-- START OF Supplied entries --

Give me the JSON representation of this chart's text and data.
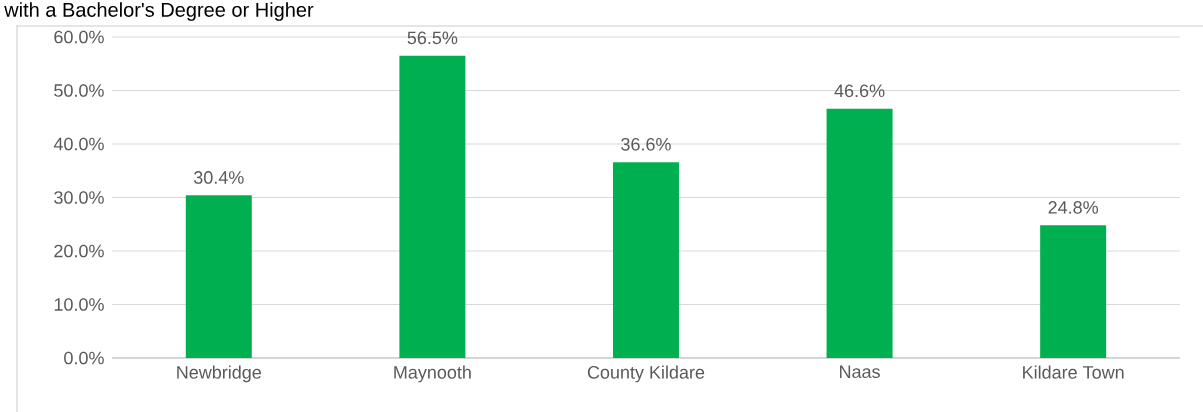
{
  "chart_data": {
    "type": "bar",
    "title": "with a Bachelor's Degree or Higher",
    "categories": [
      "Newbridge",
      "Maynooth",
      "County Kildare",
      "Naas",
      "Kildare Town"
    ],
    "values": [
      30.4,
      56.5,
      36.6,
      46.6,
      24.8
    ],
    "value_labels": [
      "30.4%",
      "56.5%",
      "36.6%",
      "46.6%",
      "24.8%"
    ],
    "color": "#00b050",
    "ylim": [
      0,
      60
    ],
    "yticks": [
      {
        "value": 0,
        "label": "0.0%"
      },
      {
        "value": 10,
        "label": "10.0%"
      },
      {
        "value": 20,
        "label": "20.0%"
      },
      {
        "value": 30,
        "label": "30.0%"
      },
      {
        "value": 40,
        "label": "40.0%"
      },
      {
        "value": 50,
        "label": "50.0%"
      },
      {
        "value": 60,
        "label": "60.0%"
      }
    ],
    "grid": "y"
  }
}
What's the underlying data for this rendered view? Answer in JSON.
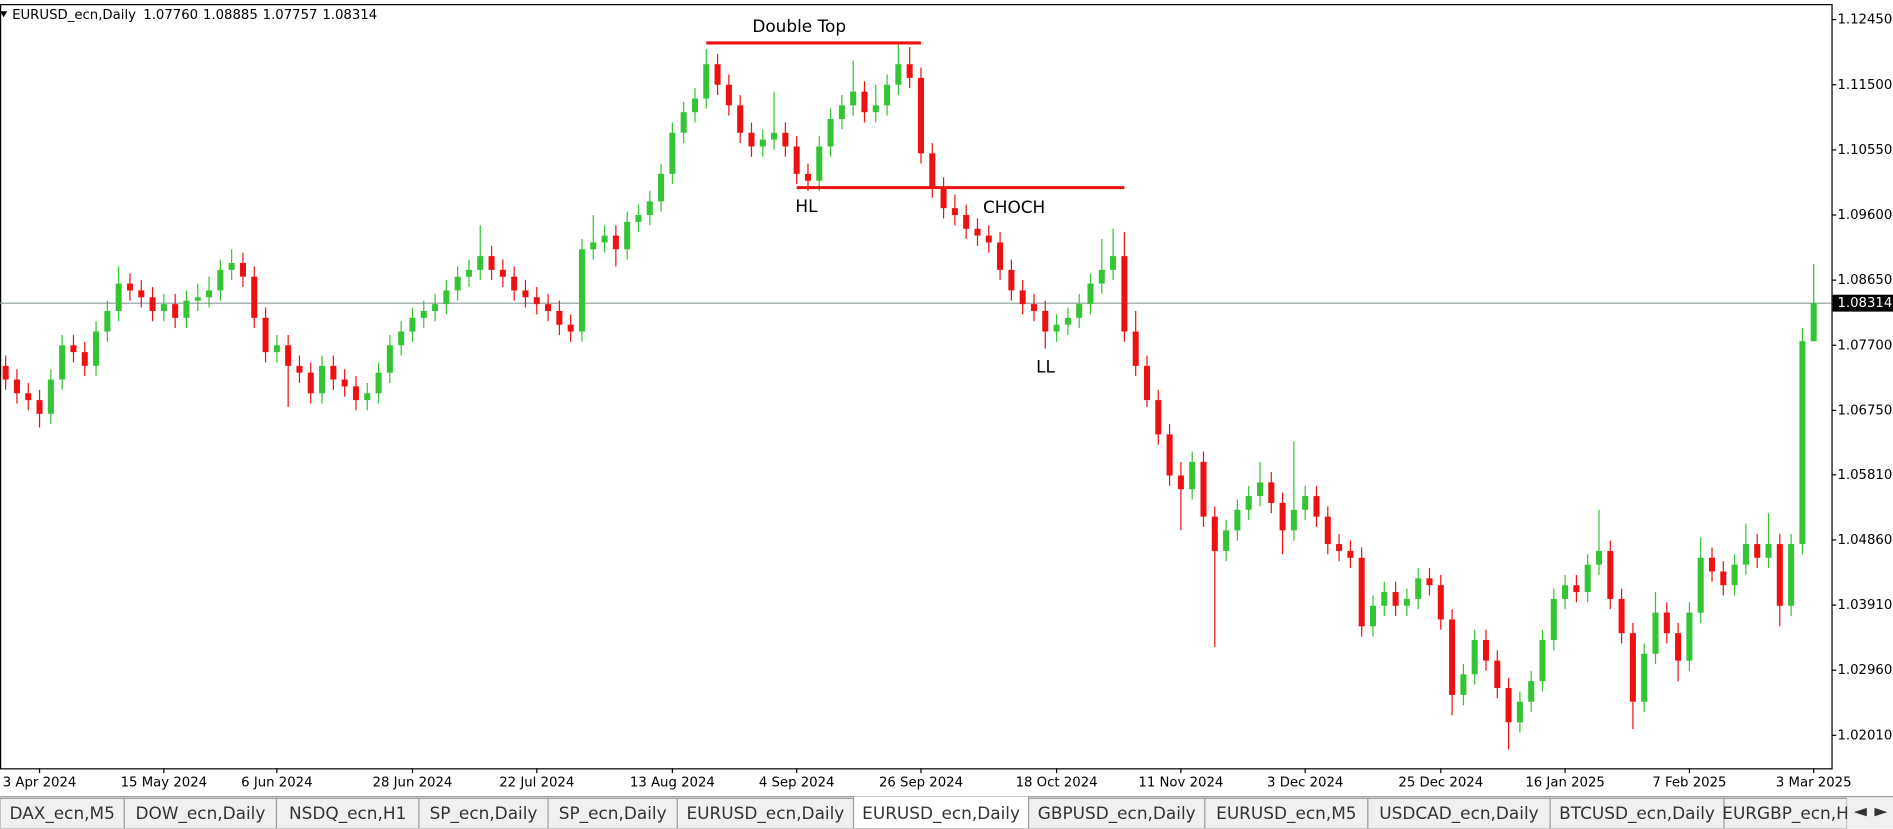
{
  "chart_data": {
    "type": "candlestick",
    "symbol": "EURUSD_ecn,Daily",
    "header_values": [
      "1.07760",
      "1.08885",
      "1.07757",
      "1.08314"
    ],
    "up_color": "#33c533",
    "down_color": "#ee1111",
    "ylim": [
      1.0153,
      1.1266
    ],
    "yticks": [
      {
        "value": 1.1245,
        "label": "1.12450"
      },
      {
        "value": 1.115,
        "label": "1.11500"
      },
      {
        "value": 1.1055,
        "label": "1.10550"
      },
      {
        "value": 1.096,
        "label": "1.09600"
      },
      {
        "value": 1.0865,
        "label": "1.08650"
      },
      {
        "value": 1.077,
        "label": "1.07700"
      },
      {
        "value": 1.0675,
        "label": "1.06750"
      },
      {
        "value": 1.0581,
        "label": "1.05810"
      },
      {
        "value": 1.0486,
        "label": "1.04860"
      },
      {
        "value": 1.0391,
        "label": "1.03910"
      },
      {
        "value": 1.0296,
        "label": "1.02960"
      },
      {
        "value": 1.0201,
        "label": "1.02010"
      }
    ],
    "xticks": [
      {
        "value": 3,
        "label": "3 Apr 2024"
      },
      {
        "value": 14,
        "label": "15 May 2024"
      },
      {
        "value": 24,
        "label": "6 Jun 2024"
      },
      {
        "value": 36,
        "label": "28 Jun 2024"
      },
      {
        "value": 47,
        "label": "22 Jul 2024"
      },
      {
        "value": 59,
        "label": "13 Aug 2024"
      },
      {
        "value": 70,
        "label": "4 Sep 2024"
      },
      {
        "value": 81,
        "label": "26 Sep 2024"
      },
      {
        "value": 93,
        "label": "18 Oct 2024"
      },
      {
        "value": 104,
        "label": "11 Nov 2024"
      },
      {
        "value": 115,
        "label": "3 Dec 2024"
      },
      {
        "value": 127,
        "label": "25 Dec 2024"
      },
      {
        "value": 138,
        "label": "16 Jan 2025"
      },
      {
        "value": 149,
        "label": "7 Feb 2025"
      },
      {
        "value": 160,
        "label": "3 Mar 2025"
      }
    ],
    "last_price": {
      "value": 1.08314,
      "label": "1.08314"
    },
    "levels": [
      {
        "value": 1.1211,
        "from": 62,
        "to": 81,
        "color": "#ee1111"
      },
      {
        "value": 1.1,
        "from": 70,
        "to": 99,
        "color": "#ee1111"
      }
    ],
    "annotations": [
      "Double Top",
      "HL",
      "CHOCH",
      "LL"
    ],
    "candles": [
      [
        1.074,
        1.0755,
        1.0705,
        1.072
      ],
      [
        1.072,
        1.0735,
        1.0685,
        1.07
      ],
      [
        1.07,
        1.0715,
        1.0675,
        1.069
      ],
      [
        1.069,
        1.0705,
        1.065,
        1.067
      ],
      [
        1.067,
        1.0735,
        1.0655,
        1.072
      ],
      [
        1.072,
        1.0785,
        1.0705,
        1.077
      ],
      [
        1.077,
        1.0785,
        1.0745,
        1.076
      ],
      [
        1.076,
        1.0775,
        1.0725,
        1.074
      ],
      [
        1.074,
        1.0805,
        1.0725,
        1.079
      ],
      [
        1.079,
        1.0835,
        1.0775,
        1.082
      ],
      [
        1.082,
        1.0885,
        1.0805,
        1.086
      ],
      [
        1.086,
        1.0875,
        1.0835,
        1.085
      ],
      [
        1.085,
        1.0865,
        1.0825,
        1.084
      ],
      [
        1.084,
        1.0855,
        1.0805,
        1.082
      ],
      [
        1.082,
        1.0845,
        1.0805,
        1.083
      ],
      [
        1.083,
        1.0845,
        1.0795,
        1.081
      ],
      [
        1.081,
        1.085,
        1.0795,
        1.0835
      ],
      [
        1.0835,
        1.086,
        1.082,
        1.084
      ],
      [
        1.084,
        1.087,
        1.0825,
        1.085
      ],
      [
        1.085,
        1.0895,
        1.0835,
        1.088
      ],
      [
        1.088,
        1.091,
        1.0865,
        1.089
      ],
      [
        1.089,
        1.0905,
        1.0855,
        1.087
      ],
      [
        1.087,
        1.0885,
        1.0795,
        1.081
      ],
      [
        1.081,
        1.0825,
        1.0745,
        1.076
      ],
      [
        1.076,
        1.0785,
        1.0745,
        1.077
      ],
      [
        1.077,
        1.0785,
        1.068,
        1.074
      ],
      [
        1.074,
        1.0755,
        1.0715,
        1.073
      ],
      [
        1.073,
        1.0745,
        1.0685,
        1.07
      ],
      [
        1.07,
        1.0755,
        1.0685,
        1.074
      ],
      [
        1.074,
        1.0755,
        1.0705,
        1.072
      ],
      [
        1.072,
        1.0735,
        1.0695,
        1.071
      ],
      [
        1.071,
        1.0725,
        1.0675,
        1.069
      ],
      [
        1.069,
        1.0715,
        1.0675,
        1.07
      ],
      [
        1.07,
        1.0745,
        1.0685,
        1.073
      ],
      [
        1.073,
        1.0785,
        1.0715,
        1.077
      ],
      [
        1.077,
        1.0805,
        1.0755,
        1.079
      ],
      [
        1.079,
        1.0825,
        1.0775,
        1.081
      ],
      [
        1.081,
        1.0835,
        1.0795,
        1.082
      ],
      [
        1.082,
        1.0845,
        1.0805,
        1.083
      ],
      [
        1.083,
        1.0865,
        1.0815,
        1.085
      ],
      [
        1.085,
        1.0885,
        1.0835,
        1.087
      ],
      [
        1.087,
        1.0895,
        1.0855,
        1.088
      ],
      [
        1.088,
        1.0945,
        1.0865,
        1.09
      ],
      [
        1.09,
        1.0915,
        1.0865,
        1.088
      ],
      [
        1.088,
        1.0895,
        1.0855,
        1.087
      ],
      [
        1.087,
        1.0885,
        1.0835,
        1.085
      ],
      [
        1.085,
        1.0865,
        1.0825,
        1.084
      ],
      [
        1.084,
        1.0855,
        1.0815,
        1.083
      ],
      [
        1.083,
        1.0845,
        1.0805,
        1.082
      ],
      [
        1.082,
        1.0835,
        1.0785,
        1.08
      ],
      [
        1.08,
        1.0815,
        1.0775,
        1.079
      ],
      [
        1.079,
        1.0925,
        1.0775,
        1.091
      ],
      [
        1.091,
        1.096,
        1.0895,
        1.092
      ],
      [
        1.092,
        1.0945,
        1.0905,
        1.093
      ],
      [
        1.093,
        1.0945,
        1.0885,
        1.091
      ],
      [
        1.091,
        1.0965,
        1.0895,
        1.095
      ],
      [
        1.095,
        1.0975,
        1.0935,
        1.096
      ],
      [
        1.096,
        1.0995,
        1.0945,
        1.098
      ],
      [
        1.098,
        1.1035,
        1.0965,
        1.102
      ],
      [
        1.102,
        1.1095,
        1.1005,
        1.108
      ],
      [
        1.108,
        1.1125,
        1.1065,
        1.111
      ],
      [
        1.111,
        1.1145,
        1.1095,
        1.113
      ],
      [
        1.113,
        1.1202,
        1.1115,
        1.118
      ],
      [
        1.118,
        1.1195,
        1.1135,
        1.115
      ],
      [
        1.115,
        1.1165,
        1.1105,
        1.112
      ],
      [
        1.112,
        1.1135,
        1.1065,
        1.108
      ],
      [
        1.108,
        1.1095,
        1.1045,
        1.106
      ],
      [
        1.106,
        1.1085,
        1.1045,
        1.107
      ],
      [
        1.107,
        1.114,
        1.1055,
        1.108
      ],
      [
        1.108,
        1.1095,
        1.1045,
        1.106
      ],
      [
        1.106,
        1.1075,
        1.1005,
        1.102
      ],
      [
        1.102,
        1.1035,
        1.0995,
        1.101
      ],
      [
        1.101,
        1.1075,
        1.0995,
        1.106
      ],
      [
        1.106,
        1.1115,
        1.1045,
        1.11
      ],
      [
        1.11,
        1.1135,
        1.1085,
        1.112
      ],
      [
        1.112,
        1.1185,
        1.1105,
        1.114
      ],
      [
        1.114,
        1.1155,
        1.1095,
        1.111
      ],
      [
        1.111,
        1.115,
        1.1095,
        1.112
      ],
      [
        1.112,
        1.1165,
        1.1105,
        1.115
      ],
      [
        1.115,
        1.121,
        1.1135,
        1.118
      ],
      [
        1.118,
        1.1205,
        1.1145,
        1.116
      ],
      [
        1.116,
        1.1175,
        1.1035,
        1.105
      ],
      [
        1.105,
        1.1065,
        1.0985,
        1.1
      ],
      [
        1.1,
        1.1015,
        1.0955,
        1.097
      ],
      [
        1.097,
        1.099,
        1.0945,
        1.096
      ],
      [
        1.096,
        1.0975,
        1.0925,
        1.094
      ],
      [
        1.094,
        1.0955,
        1.0915,
        1.093
      ],
      [
        1.093,
        1.0945,
        1.0905,
        1.092
      ],
      [
        1.092,
        1.0935,
        1.0865,
        1.088
      ],
      [
        1.088,
        1.0895,
        1.0835,
        1.085
      ],
      [
        1.085,
        1.0865,
        1.0815,
        1.083
      ],
      [
        1.083,
        1.0845,
        1.0805,
        1.082
      ],
      [
        1.082,
        1.0835,
        1.0765,
        1.079
      ],
      [
        1.079,
        1.0815,
        1.0775,
        1.08
      ],
      [
        1.08,
        1.0825,
        1.0785,
        1.081
      ],
      [
        1.081,
        1.0845,
        1.0795,
        1.083
      ],
      [
        1.083,
        1.0875,
        1.0815,
        1.086
      ],
      [
        1.086,
        1.0925,
        1.0845,
        1.088
      ],
      [
        1.088,
        1.094,
        1.0865,
        1.09
      ],
      [
        1.09,
        1.0935,
        1.0775,
        1.079
      ],
      [
        1.079,
        1.082,
        1.0725,
        1.074
      ],
      [
        1.074,
        1.0755,
        1.068,
        1.069
      ],
      [
        1.069,
        1.0705,
        1.0625,
        1.064
      ],
      [
        1.064,
        1.0655,
        1.0565,
        1.058
      ],
      [
        1.058,
        1.06,
        1.05,
        1.056
      ],
      [
        1.056,
        1.0615,
        1.0545,
        1.06
      ],
      [
        1.06,
        1.0615,
        1.0505,
        1.052
      ],
      [
        1.052,
        1.0535,
        1.033,
        1.047
      ],
      [
        1.047,
        1.0515,
        1.0455,
        1.05
      ],
      [
        1.05,
        1.0545,
        1.0485,
        1.053
      ],
      [
        1.053,
        1.0565,
        1.0515,
        1.055
      ],
      [
        1.055,
        1.06,
        1.0535,
        1.057
      ],
      [
        1.057,
        1.0585,
        1.0525,
        1.054
      ],
      [
        1.054,
        1.0555,
        1.0465,
        1.05
      ],
      [
        1.05,
        1.063,
        1.0485,
        1.053
      ],
      [
        1.053,
        1.0565,
        1.0515,
        1.055
      ],
      [
        1.055,
        1.0565,
        1.0505,
        1.052
      ],
      [
        1.052,
        1.0535,
        1.0465,
        1.048
      ],
      [
        1.048,
        1.0495,
        1.0455,
        1.047
      ],
      [
        1.047,
        1.0485,
        1.0445,
        1.046
      ],
      [
        1.046,
        1.0475,
        1.0345,
        1.036
      ],
      [
        1.036,
        1.0405,
        1.0345,
        1.039
      ],
      [
        1.039,
        1.0425,
        1.0375,
        1.041
      ],
      [
        1.041,
        1.0425,
        1.0375,
        1.039
      ],
      [
        1.039,
        1.0415,
        1.0375,
        1.04
      ],
      [
        1.04,
        1.0445,
        1.0385,
        1.043
      ],
      [
        1.043,
        1.0445,
        1.0405,
        1.042
      ],
      [
        1.042,
        1.0435,
        1.0355,
        1.037
      ],
      [
        1.037,
        1.0385,
        1.023,
        1.026
      ],
      [
        1.026,
        1.0305,
        1.0245,
        1.029
      ],
      [
        1.029,
        1.0355,
        1.0275,
        1.034
      ],
      [
        1.034,
        1.0355,
        1.0295,
        1.031
      ],
      [
        1.031,
        1.0325,
        1.0255,
        1.027
      ],
      [
        1.027,
        1.0285,
        1.018,
        1.022
      ],
      [
        1.022,
        1.0265,
        1.0205,
        1.025
      ],
      [
        1.025,
        1.0295,
        1.0235,
        1.028
      ],
      [
        1.028,
        1.0355,
        1.0265,
        1.034
      ],
      [
        1.034,
        1.0415,
        1.0325,
        1.04
      ],
      [
        1.04,
        1.0435,
        1.0385,
        1.042
      ],
      [
        1.042,
        1.0435,
        1.0395,
        1.041
      ],
      [
        1.041,
        1.0465,
        1.0395,
        1.045
      ],
      [
        1.045,
        1.053,
        1.0435,
        1.047
      ],
      [
        1.047,
        1.0485,
        1.0385,
        1.04
      ],
      [
        1.04,
        1.0415,
        1.0335,
        1.035
      ],
      [
        1.035,
        1.0365,
        1.021,
        1.025
      ],
      [
        1.025,
        1.0335,
        1.0235,
        1.032
      ],
      [
        1.032,
        1.041,
        1.0305,
        1.038
      ],
      [
        1.038,
        1.0395,
        1.0335,
        1.035
      ],
      [
        1.035,
        1.0365,
        1.028,
        1.031
      ],
      [
        1.031,
        1.0395,
        1.0295,
        1.038
      ],
      [
        1.038,
        1.049,
        1.0365,
        1.046
      ],
      [
        1.046,
        1.0475,
        1.0425,
        1.044
      ],
      [
        1.044,
        1.0455,
        1.0405,
        1.042
      ],
      [
        1.042,
        1.0465,
        1.0405,
        1.045
      ],
      [
        1.045,
        1.051,
        1.0435,
        1.048
      ],
      [
        1.048,
        1.0495,
        1.0445,
        1.046
      ],
      [
        1.046,
        1.0525,
        1.0445,
        1.048
      ],
      [
        1.048,
        1.0495,
        1.036,
        1.039
      ],
      [
        1.039,
        1.0495,
        1.0375,
        1.048
      ],
      [
        1.048,
        1.0795,
        1.0465,
        1.0776
      ],
      [
        1.0776,
        1.08885,
        1.07757,
        1.08314
      ]
    ]
  },
  "tabs": {
    "items": [
      "DAX_ecn,M5",
      "DOW_ecn,Daily",
      "NSDQ_ecn,H1",
      "SP_ecn,Daily",
      "SP_ecn,Daily",
      "EURUSD_ecn,Daily",
      "EURUSD_ecn,Daily",
      "GBPUSD_ecn,Daily",
      "EURUSD_ecn,M5",
      "USDCAD_ecn,Daily",
      "BTCUSD_ecn,Daily",
      "EURGBP_ecn,H"
    ],
    "active": 6
  }
}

-- END OF Supplied entries --

Prompt: Lines that include the word "JSON" are to be extracted from the data above.

Exercise result:
Give me the JSON representation of this chart's text and data.
What's the underlying data for this rendered view? Answer in JSON.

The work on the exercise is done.